* **The task**:
In this material, which lines include the string "dell"? Show them.

* **Records to use**:
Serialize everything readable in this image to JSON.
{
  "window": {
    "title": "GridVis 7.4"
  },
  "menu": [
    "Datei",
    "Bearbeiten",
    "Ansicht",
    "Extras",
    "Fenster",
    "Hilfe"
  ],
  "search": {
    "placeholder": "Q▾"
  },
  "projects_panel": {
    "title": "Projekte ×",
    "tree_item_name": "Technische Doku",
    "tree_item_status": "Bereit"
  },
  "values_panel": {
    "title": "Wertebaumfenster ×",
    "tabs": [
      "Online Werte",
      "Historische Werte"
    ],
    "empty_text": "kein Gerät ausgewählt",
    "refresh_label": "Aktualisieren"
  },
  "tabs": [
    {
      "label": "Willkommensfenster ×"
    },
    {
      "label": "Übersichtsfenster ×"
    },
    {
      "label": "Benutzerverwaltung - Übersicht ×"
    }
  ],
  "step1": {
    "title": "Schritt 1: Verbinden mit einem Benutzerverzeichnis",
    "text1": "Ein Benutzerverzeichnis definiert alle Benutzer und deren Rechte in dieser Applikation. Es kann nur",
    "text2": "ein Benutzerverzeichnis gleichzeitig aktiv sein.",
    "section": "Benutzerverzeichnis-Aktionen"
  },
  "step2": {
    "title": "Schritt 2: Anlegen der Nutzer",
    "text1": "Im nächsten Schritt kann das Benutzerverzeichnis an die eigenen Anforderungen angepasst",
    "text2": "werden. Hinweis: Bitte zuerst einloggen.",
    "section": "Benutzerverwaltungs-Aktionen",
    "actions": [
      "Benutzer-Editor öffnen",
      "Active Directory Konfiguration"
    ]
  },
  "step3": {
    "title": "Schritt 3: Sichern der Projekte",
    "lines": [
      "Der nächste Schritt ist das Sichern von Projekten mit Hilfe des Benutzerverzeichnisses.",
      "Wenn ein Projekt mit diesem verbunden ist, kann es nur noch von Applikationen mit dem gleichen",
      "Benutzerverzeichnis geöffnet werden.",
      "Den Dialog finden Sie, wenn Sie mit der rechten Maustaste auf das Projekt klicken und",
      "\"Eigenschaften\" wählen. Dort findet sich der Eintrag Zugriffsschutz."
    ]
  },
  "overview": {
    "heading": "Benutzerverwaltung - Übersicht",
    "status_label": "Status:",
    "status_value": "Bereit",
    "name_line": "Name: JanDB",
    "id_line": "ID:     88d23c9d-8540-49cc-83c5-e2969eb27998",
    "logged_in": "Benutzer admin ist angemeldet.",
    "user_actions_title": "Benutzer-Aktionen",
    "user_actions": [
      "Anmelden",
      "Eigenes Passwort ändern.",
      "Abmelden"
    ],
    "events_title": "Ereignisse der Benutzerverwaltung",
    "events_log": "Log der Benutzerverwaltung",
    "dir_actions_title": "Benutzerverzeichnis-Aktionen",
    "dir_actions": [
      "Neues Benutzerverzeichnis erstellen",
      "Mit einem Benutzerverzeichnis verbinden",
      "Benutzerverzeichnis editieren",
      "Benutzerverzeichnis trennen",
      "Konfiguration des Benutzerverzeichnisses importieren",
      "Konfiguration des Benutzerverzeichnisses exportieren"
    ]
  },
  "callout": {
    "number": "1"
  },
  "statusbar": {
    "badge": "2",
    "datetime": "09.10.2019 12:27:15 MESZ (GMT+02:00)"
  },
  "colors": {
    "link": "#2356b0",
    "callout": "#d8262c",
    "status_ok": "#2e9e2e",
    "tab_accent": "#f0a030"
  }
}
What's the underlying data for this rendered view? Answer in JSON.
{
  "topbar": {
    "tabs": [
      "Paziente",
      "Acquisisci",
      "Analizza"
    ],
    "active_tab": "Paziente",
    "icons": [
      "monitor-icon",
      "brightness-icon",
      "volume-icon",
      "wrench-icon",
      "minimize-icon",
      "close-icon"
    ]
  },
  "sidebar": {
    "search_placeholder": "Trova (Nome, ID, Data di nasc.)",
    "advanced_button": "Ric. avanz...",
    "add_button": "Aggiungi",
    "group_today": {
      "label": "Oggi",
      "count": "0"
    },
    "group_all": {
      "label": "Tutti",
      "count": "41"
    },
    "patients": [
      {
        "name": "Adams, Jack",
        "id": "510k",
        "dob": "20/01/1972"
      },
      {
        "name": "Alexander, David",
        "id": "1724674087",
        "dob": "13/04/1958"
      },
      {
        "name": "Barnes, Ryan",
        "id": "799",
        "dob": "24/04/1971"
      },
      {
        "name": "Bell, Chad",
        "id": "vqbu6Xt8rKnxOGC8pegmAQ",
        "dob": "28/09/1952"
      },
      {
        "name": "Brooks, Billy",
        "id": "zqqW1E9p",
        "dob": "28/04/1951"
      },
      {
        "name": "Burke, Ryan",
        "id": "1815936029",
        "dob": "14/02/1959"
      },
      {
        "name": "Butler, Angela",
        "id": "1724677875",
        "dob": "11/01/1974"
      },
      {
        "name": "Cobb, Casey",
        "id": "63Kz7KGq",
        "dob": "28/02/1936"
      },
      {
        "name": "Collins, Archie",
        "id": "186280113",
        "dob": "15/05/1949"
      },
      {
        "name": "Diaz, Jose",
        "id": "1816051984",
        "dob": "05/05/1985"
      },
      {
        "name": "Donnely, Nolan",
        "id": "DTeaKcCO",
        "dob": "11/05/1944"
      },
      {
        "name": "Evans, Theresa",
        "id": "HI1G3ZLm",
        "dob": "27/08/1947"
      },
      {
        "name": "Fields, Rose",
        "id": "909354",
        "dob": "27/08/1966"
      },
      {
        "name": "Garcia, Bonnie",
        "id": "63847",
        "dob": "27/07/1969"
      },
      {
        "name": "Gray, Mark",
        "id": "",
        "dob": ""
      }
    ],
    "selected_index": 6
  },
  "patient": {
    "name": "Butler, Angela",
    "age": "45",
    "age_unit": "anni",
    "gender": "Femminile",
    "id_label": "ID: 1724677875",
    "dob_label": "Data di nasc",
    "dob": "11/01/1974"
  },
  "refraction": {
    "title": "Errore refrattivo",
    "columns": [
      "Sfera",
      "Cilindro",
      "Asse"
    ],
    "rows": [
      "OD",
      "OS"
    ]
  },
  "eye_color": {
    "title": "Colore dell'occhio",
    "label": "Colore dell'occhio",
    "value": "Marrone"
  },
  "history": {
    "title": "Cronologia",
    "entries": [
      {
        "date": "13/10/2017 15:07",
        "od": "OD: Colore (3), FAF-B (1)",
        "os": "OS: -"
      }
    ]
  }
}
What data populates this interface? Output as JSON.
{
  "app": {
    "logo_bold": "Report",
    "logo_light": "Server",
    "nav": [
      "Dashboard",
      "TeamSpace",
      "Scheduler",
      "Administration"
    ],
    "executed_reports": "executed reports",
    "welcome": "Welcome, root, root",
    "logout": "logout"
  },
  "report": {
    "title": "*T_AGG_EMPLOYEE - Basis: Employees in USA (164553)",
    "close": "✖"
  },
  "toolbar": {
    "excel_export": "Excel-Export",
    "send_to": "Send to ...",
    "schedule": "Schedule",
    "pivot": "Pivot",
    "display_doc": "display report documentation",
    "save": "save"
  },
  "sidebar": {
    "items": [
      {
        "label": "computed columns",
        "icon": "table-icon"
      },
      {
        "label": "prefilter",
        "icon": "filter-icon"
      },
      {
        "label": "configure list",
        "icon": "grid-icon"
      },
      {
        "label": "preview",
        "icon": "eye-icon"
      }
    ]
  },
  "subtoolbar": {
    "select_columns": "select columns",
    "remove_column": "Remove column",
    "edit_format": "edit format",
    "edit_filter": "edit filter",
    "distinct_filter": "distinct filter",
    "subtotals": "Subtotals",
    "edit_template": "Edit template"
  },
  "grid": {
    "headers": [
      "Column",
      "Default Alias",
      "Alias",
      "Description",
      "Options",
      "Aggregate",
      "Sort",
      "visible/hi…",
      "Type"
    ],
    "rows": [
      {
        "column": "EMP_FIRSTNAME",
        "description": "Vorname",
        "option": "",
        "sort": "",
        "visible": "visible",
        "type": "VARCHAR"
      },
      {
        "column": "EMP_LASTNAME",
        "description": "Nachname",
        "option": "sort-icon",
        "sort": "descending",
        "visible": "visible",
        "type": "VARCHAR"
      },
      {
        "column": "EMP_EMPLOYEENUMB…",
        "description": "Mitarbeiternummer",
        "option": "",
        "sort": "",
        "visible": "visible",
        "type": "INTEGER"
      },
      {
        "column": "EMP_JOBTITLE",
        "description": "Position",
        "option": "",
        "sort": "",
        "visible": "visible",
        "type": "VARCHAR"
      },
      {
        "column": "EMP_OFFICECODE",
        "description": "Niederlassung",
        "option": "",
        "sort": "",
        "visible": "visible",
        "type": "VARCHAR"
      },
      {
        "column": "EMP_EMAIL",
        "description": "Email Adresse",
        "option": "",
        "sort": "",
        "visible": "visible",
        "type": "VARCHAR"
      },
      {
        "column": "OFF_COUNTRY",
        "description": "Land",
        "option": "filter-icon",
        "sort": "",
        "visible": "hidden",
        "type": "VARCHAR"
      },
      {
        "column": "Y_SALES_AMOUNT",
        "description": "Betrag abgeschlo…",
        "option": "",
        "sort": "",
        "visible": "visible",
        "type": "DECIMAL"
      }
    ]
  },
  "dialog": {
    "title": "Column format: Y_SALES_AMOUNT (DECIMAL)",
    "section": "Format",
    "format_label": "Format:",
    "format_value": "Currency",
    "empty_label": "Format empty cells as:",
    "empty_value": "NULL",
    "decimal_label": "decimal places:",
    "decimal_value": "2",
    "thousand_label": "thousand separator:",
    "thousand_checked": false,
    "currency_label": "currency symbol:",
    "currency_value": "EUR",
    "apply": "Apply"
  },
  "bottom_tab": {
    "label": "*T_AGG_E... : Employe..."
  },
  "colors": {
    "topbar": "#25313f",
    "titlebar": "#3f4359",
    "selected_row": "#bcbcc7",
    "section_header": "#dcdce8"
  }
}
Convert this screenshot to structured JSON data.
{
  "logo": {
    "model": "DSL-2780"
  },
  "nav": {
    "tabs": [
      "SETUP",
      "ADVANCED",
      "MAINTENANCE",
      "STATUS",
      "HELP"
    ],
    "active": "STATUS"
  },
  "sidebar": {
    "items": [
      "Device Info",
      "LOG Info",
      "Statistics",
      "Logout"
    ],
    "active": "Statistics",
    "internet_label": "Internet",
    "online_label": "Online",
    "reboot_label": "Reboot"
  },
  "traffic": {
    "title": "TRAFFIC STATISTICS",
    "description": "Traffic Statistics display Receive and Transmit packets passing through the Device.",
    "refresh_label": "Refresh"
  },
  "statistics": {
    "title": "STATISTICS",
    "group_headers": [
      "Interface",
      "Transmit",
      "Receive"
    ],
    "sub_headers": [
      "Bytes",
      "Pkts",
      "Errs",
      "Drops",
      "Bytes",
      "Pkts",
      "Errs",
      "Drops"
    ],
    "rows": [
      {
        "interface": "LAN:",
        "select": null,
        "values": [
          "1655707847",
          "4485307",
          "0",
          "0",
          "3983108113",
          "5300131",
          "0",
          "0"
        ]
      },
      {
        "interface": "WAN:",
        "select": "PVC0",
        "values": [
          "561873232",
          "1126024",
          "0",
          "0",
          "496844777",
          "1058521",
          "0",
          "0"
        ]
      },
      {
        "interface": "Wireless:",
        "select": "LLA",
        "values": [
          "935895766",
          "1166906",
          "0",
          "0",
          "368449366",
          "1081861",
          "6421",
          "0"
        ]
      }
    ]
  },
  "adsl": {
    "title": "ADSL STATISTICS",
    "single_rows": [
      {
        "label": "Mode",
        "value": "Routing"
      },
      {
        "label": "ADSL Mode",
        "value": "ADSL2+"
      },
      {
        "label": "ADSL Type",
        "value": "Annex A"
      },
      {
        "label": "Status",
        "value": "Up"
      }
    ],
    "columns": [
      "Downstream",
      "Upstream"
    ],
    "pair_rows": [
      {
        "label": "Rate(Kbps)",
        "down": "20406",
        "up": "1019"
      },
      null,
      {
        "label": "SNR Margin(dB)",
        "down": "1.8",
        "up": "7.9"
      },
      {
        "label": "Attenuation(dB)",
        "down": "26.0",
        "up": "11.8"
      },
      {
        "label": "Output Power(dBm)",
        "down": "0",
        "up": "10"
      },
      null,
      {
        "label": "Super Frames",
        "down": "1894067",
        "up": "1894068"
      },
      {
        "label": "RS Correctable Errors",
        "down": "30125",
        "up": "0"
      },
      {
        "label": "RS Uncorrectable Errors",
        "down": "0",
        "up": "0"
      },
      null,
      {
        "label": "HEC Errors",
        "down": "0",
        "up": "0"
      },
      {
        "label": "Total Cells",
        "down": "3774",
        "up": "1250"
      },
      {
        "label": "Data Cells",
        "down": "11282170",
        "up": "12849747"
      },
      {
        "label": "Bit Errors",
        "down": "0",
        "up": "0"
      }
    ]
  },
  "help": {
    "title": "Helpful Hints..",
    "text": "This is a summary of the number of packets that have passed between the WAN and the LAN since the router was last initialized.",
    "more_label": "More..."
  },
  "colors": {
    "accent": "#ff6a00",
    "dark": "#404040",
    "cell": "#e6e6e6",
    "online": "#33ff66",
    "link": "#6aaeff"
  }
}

* **Exercise answer**:
    "title": "Colore dell'occhio",
    "label": "Colore dell'occhio",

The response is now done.